**Task description**. How many of the lines below hold the word "right"? Answer only with the number.

---*---

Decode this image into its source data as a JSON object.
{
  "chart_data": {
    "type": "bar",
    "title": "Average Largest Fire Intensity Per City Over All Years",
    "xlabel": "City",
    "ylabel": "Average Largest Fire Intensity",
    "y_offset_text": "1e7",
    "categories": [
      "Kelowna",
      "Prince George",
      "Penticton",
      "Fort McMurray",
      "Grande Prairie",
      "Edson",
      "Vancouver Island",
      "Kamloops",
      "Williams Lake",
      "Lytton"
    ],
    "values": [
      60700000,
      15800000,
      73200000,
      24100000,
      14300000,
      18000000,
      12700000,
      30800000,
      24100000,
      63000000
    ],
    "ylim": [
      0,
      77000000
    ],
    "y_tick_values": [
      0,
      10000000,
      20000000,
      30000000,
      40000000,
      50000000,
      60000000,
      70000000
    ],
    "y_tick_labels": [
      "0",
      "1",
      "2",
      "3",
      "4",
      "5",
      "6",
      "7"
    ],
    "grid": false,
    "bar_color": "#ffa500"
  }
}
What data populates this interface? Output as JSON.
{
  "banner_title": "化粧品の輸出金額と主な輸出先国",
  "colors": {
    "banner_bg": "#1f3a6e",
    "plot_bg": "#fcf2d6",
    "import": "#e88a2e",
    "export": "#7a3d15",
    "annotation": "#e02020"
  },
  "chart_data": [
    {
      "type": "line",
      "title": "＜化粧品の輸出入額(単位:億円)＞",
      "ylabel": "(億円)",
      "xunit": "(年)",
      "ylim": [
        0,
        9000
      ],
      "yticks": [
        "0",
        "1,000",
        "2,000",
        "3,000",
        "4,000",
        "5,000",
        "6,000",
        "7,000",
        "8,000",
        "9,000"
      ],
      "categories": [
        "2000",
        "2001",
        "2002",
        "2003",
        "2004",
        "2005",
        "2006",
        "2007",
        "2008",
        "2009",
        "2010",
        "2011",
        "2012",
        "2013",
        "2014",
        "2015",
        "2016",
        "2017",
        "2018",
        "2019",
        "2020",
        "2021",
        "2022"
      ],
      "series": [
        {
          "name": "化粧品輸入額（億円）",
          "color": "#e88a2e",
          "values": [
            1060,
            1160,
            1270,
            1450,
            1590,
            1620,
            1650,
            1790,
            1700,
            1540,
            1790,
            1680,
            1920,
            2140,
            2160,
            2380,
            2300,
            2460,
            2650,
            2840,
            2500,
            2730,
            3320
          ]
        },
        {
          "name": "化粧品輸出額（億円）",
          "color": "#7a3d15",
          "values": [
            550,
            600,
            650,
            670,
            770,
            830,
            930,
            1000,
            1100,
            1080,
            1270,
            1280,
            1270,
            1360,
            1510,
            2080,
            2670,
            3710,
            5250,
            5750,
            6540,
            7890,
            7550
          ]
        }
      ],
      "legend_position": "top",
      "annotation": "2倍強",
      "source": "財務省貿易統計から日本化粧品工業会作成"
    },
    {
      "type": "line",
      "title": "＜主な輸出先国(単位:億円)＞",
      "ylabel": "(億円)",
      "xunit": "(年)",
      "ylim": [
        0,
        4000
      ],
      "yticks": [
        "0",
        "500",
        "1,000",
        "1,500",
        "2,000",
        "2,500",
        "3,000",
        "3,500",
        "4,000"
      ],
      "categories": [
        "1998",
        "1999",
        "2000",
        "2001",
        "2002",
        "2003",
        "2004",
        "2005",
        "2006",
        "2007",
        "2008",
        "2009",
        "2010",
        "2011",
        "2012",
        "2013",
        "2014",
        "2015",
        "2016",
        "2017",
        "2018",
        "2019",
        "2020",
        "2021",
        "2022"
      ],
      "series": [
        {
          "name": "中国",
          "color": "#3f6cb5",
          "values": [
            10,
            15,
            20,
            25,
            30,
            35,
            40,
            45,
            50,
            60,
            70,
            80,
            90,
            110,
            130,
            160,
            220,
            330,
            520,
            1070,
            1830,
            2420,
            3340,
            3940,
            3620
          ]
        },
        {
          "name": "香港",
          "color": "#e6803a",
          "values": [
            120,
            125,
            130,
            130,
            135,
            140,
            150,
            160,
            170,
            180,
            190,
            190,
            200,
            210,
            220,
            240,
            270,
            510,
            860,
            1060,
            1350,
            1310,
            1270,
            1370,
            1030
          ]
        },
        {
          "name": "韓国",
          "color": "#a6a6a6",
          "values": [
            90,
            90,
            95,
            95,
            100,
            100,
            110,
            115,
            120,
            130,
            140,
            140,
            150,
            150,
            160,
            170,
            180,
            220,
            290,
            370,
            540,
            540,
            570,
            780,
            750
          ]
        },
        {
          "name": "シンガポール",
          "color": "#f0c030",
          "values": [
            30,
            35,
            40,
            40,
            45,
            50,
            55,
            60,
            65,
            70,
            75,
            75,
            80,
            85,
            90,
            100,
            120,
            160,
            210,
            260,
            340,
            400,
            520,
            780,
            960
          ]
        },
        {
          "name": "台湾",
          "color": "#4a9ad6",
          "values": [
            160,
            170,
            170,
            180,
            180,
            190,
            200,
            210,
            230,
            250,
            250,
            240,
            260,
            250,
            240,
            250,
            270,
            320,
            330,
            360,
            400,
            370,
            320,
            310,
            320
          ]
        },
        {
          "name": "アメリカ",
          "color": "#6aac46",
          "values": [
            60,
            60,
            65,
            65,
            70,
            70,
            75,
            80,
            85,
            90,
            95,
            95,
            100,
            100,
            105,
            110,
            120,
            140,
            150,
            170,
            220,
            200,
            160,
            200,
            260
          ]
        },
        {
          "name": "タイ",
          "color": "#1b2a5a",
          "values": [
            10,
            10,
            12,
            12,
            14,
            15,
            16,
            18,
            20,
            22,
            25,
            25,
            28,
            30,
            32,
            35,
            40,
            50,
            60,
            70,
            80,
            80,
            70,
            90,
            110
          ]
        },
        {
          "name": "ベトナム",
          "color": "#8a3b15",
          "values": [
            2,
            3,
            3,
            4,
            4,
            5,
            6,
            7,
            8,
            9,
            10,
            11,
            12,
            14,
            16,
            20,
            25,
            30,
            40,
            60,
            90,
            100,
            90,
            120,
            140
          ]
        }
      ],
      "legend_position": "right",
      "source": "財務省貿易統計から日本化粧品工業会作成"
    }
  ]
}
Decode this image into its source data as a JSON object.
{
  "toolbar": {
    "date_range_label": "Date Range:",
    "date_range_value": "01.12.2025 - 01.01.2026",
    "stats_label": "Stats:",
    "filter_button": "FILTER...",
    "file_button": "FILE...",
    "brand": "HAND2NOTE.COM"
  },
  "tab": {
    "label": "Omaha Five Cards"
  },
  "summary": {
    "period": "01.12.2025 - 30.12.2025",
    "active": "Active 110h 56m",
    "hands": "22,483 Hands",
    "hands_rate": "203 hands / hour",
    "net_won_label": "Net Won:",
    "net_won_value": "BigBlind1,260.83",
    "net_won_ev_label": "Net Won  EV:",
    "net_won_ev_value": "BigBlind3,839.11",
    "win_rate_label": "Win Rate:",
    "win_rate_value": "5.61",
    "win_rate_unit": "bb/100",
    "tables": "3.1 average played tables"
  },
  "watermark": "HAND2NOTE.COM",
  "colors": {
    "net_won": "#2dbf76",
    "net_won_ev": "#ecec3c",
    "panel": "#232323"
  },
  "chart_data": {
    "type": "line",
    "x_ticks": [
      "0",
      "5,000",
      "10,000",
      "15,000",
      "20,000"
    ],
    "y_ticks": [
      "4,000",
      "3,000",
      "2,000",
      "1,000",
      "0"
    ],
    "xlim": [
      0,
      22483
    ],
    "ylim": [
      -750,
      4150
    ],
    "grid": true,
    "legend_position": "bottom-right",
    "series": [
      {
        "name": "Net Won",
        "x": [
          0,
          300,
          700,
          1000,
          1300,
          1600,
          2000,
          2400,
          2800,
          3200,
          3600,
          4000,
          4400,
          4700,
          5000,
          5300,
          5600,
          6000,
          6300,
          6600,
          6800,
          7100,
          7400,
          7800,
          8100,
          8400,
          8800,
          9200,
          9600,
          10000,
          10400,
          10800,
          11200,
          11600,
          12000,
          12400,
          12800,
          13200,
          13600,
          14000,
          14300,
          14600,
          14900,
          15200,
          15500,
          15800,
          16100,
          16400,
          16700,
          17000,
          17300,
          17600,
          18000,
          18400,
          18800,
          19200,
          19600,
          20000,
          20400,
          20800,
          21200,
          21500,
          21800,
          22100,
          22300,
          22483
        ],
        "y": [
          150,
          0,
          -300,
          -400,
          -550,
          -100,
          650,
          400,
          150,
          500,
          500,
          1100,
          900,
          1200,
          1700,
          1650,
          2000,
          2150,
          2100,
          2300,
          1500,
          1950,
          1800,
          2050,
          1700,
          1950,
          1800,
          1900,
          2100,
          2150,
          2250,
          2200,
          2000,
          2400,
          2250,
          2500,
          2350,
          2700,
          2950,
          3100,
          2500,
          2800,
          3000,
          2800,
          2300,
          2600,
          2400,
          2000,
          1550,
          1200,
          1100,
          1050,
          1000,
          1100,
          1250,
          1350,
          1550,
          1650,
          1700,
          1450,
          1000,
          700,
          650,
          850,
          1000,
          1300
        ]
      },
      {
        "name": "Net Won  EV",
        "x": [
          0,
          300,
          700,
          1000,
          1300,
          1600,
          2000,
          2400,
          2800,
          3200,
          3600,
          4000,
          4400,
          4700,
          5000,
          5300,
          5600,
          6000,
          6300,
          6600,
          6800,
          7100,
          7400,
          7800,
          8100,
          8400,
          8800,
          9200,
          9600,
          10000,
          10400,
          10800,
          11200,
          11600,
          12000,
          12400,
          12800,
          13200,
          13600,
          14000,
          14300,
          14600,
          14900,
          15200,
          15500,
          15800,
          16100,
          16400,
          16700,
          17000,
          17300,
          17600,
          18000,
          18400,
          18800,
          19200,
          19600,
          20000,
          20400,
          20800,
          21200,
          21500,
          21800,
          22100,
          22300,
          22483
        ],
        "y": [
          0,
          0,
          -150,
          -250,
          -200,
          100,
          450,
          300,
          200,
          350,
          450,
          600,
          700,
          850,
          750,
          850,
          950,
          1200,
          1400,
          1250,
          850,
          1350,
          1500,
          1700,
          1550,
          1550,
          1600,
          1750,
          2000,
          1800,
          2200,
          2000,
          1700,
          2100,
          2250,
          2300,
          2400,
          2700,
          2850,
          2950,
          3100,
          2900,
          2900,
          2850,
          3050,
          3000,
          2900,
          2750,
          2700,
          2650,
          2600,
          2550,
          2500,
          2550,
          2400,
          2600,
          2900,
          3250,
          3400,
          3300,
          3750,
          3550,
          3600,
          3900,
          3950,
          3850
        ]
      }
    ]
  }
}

---*---

**Task result**. 2